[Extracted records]
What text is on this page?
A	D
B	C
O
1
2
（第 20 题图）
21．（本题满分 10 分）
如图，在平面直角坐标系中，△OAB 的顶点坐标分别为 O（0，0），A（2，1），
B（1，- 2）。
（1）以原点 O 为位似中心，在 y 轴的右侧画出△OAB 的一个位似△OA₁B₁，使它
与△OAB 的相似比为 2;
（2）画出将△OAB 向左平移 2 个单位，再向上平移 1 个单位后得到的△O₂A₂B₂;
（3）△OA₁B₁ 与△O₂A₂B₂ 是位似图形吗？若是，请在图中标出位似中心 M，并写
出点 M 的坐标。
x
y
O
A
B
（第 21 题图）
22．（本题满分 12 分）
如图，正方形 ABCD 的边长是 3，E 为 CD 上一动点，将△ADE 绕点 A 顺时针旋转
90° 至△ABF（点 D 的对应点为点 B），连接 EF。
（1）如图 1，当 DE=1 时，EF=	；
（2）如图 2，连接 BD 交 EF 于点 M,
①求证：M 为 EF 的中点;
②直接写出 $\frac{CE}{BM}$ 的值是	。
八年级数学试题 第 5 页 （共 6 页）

Task → Output the whole listing above again, word for word.

Result of the exercise →
What text is on this page?
A	D
B	C
O
1
2
（第 20 题图）
21．（本题满分 10 分）
如图，在平面直角坐标系中，△OAB 的顶点坐标分别为 O（0，0），A（2，1），
B（1，- 2）。
（1）以原点 O 为位似中心，在 y 轴的右侧画出△OAB 的一个位似△OA₁B₁，使它
与△OAB 的相似比为 2;
（2）画出将△OAB 向左平移 2 个单位，再向上平移 1 个单位后得到的△O₂A₂B₂;
（3）△OA₁B₁ 与△O₂A₂B₂ 是位似图形吗？若是，请在图中标出位似中心 M，并写
出点 M 的坐标。
x
y
O
A
B
（第 21 题图）
22．（本题满分 12 分）
如图，正方形 ABCD 的边长是 3，E 为 CD 上一动点，将△ADE 绕点 A 顺时针旋转
90° 至△ABF（点 D 的对应点为点 B），连接 EF。
（1）如图 1，当 DE=1 时，EF=	；
（2）如图 2，连接 BD 交 EF 于点 M,
①求证：M 为 EF 的中点;
②直接写出 $\frac{CE}{BM}$ 的值是	。
八年级数学试题 第 5 页 （共 6 页）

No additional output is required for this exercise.